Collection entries
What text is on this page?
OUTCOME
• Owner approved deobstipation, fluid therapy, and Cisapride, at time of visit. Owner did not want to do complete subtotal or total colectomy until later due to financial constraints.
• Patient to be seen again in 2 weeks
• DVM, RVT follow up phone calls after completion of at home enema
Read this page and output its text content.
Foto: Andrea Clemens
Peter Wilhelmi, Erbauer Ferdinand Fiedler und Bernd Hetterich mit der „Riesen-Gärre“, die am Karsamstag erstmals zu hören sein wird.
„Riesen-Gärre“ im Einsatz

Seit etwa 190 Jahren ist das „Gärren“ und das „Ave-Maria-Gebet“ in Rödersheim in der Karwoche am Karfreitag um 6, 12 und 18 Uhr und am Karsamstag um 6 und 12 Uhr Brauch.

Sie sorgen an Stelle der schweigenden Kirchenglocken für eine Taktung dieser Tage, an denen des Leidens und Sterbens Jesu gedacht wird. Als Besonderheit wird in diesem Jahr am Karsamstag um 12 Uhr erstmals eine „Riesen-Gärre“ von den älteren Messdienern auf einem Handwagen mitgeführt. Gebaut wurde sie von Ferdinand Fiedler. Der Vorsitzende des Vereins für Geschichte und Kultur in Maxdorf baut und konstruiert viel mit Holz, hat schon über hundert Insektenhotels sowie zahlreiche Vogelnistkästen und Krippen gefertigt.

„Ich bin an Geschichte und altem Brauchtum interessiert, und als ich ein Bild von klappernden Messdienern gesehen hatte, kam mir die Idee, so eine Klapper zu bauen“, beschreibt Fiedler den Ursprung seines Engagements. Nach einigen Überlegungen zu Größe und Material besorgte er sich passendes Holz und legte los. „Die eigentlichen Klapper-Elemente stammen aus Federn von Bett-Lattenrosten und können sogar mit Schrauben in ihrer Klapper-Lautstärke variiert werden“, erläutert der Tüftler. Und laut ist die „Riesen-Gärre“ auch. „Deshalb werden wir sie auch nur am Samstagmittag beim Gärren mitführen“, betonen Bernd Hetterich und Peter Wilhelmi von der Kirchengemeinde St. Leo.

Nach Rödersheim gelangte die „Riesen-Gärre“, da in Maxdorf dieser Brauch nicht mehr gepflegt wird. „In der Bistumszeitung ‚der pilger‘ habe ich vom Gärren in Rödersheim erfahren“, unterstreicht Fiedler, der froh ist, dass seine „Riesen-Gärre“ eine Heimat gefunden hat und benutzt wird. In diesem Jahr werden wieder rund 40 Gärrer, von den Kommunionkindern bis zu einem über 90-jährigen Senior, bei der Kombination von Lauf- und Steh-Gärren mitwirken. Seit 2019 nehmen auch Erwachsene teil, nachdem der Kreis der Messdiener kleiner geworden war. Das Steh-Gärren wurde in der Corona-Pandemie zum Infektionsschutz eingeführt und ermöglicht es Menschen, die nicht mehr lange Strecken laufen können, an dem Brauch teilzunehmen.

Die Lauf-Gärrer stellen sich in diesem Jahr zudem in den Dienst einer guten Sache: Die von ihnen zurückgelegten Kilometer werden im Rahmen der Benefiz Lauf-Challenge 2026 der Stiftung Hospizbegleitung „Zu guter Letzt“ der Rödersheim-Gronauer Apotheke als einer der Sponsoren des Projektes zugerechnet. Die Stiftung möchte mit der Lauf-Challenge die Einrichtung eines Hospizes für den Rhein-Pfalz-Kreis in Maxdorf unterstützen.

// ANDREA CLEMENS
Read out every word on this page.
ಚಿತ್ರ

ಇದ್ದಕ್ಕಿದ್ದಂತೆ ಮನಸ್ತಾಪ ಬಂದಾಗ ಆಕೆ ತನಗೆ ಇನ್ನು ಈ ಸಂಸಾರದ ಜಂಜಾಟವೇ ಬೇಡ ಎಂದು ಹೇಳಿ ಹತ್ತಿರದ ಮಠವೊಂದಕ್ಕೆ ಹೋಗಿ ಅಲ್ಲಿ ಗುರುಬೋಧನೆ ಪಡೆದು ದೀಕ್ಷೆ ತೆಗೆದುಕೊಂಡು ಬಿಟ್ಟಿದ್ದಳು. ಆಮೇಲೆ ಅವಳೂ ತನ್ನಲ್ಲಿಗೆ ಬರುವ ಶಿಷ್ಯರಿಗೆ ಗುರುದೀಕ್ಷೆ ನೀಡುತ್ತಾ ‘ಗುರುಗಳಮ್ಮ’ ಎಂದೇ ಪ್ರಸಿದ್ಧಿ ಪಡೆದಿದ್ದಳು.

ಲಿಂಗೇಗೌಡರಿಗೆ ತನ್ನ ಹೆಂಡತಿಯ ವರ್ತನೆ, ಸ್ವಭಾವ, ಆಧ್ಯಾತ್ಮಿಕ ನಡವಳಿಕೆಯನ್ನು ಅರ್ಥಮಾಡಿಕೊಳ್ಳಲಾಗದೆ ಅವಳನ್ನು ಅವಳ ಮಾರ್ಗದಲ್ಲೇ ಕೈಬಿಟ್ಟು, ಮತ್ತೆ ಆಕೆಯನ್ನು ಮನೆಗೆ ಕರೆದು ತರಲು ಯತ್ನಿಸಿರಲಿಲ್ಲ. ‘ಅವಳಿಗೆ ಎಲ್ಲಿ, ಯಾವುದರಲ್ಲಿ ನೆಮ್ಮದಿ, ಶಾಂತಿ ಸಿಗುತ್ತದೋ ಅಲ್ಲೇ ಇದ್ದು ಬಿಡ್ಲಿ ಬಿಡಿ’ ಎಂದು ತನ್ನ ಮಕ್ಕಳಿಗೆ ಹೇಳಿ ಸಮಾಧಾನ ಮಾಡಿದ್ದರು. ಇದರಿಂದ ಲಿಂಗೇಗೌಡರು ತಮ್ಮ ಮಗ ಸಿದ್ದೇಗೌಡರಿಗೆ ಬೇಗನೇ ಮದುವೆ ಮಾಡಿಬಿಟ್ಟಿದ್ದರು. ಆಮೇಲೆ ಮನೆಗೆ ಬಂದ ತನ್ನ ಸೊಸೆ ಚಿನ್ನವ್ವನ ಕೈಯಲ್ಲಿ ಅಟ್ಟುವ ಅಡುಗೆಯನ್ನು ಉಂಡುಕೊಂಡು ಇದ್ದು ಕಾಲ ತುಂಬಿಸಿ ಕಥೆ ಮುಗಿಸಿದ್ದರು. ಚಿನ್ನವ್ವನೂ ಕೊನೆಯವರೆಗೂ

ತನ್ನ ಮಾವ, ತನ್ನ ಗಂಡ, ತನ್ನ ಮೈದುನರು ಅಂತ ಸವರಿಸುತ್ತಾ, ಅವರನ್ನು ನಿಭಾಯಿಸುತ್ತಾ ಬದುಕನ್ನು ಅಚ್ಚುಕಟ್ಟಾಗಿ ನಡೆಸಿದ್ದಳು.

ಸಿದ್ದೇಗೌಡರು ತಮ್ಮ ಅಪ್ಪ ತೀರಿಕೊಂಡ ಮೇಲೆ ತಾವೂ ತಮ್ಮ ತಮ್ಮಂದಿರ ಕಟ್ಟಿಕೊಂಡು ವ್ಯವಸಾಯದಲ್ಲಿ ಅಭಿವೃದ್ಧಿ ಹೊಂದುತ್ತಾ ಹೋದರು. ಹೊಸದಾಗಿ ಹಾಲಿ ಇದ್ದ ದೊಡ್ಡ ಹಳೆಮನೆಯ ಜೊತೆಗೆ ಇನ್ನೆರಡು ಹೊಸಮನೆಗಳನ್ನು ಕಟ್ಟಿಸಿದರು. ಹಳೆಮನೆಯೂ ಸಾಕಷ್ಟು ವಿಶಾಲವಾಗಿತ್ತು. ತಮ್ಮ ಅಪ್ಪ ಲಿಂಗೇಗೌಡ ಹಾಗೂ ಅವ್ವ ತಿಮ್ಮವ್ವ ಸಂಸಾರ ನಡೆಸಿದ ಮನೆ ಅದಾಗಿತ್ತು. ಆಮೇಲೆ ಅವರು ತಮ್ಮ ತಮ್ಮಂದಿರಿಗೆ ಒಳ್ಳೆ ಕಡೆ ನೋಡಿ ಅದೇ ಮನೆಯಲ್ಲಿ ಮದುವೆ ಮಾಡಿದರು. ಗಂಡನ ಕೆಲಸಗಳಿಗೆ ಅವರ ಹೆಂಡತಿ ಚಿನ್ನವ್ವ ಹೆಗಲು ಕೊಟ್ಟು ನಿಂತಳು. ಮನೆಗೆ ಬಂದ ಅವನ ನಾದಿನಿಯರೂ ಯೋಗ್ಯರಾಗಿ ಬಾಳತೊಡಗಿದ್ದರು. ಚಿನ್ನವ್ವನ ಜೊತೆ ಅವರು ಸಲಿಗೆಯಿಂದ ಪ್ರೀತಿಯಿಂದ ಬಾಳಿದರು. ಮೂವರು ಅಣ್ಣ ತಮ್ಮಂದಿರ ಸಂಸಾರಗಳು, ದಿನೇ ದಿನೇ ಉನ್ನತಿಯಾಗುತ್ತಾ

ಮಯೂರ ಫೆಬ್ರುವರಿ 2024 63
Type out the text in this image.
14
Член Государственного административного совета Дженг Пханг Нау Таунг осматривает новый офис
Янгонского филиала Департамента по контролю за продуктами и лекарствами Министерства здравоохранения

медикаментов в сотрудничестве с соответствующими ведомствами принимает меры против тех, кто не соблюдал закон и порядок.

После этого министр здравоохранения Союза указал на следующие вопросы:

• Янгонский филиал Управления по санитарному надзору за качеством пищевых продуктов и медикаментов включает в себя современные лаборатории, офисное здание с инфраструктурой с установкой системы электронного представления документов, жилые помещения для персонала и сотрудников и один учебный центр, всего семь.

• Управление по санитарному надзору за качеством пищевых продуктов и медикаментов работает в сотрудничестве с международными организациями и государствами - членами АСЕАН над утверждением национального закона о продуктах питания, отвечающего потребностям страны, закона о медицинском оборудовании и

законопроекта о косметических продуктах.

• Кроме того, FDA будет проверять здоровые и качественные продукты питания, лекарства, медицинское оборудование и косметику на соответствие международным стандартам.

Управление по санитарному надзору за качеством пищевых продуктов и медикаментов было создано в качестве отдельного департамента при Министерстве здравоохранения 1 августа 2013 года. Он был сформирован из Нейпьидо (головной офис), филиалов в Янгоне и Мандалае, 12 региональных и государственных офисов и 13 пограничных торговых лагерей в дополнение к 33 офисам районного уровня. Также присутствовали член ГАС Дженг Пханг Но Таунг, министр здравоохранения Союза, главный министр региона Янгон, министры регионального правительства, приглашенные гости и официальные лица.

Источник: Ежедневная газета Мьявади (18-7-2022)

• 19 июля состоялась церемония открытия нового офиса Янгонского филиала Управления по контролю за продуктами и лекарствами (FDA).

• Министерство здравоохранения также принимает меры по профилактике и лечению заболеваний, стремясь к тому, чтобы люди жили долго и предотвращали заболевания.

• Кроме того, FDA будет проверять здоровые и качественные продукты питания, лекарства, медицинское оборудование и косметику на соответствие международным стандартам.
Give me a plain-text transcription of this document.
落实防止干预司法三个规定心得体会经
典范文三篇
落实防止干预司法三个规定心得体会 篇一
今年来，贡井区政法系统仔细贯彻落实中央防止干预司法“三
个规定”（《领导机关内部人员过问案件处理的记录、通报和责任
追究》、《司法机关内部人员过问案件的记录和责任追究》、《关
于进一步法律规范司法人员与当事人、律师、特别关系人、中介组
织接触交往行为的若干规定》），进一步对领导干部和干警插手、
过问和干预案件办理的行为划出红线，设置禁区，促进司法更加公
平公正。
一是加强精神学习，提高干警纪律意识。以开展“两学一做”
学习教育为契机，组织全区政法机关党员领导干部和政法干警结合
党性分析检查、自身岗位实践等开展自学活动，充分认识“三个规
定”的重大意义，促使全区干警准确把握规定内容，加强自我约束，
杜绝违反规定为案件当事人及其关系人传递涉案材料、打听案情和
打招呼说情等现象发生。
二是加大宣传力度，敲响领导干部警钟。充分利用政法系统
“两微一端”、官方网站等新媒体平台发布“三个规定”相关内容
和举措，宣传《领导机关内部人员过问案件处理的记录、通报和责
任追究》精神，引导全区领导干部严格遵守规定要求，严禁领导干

— Required task —
The answer consists only of the lines from the one containing "Give me a plain-text" to the end of the records, each written out exactly.

— Response —
Give me a plain-text transcription of this document.
落实防止干预司法三个规定心得体会经
典范文三篇
落实防止干预司法三个规定心得体会 篇一
今年来，贡井区政法系统仔细贯彻落实中央防止干预司法“三
个规定”（《领导机关内部人员过问案件处理的记录、通报和责任
追究》、《司法机关内部人员过问案件的记录和责任追究》、《关
于进一步法律规范司法人员与当事人、律师、特别关系人、中介组
织接触交往行为的若干规定》），进一步对领导干部和干警插手、
过问和干预案件办理的行为划出红线，设置禁区，促进司法更加公
平公正。
一是加强精神学习，提高干警纪律意识。以开展“两学一做”
学习教育为契机，组织全区政法机关党员领导干部和政法干警结合
党性分析检查、自身岗位实践等开展自学活动，充分认识“三个规
定”的重大意义，促使全区干警准确把握规定内容，加强自我约束，
杜绝违反规定为案件当事人及其关系人传递涉案材料、打听案情和
打招呼说情等现象发生。
二是加大宣传力度，敲响领导干部警钟。充分利用政法系统
“两微一端”、官方网站等新媒体平台发布“三个规定”相关内容
和举措，宣传《领导机关内部人员过问案件处理的记录、通报和责
任追究》精神，引导全区领导干部严格遵守规定要求，严禁领导干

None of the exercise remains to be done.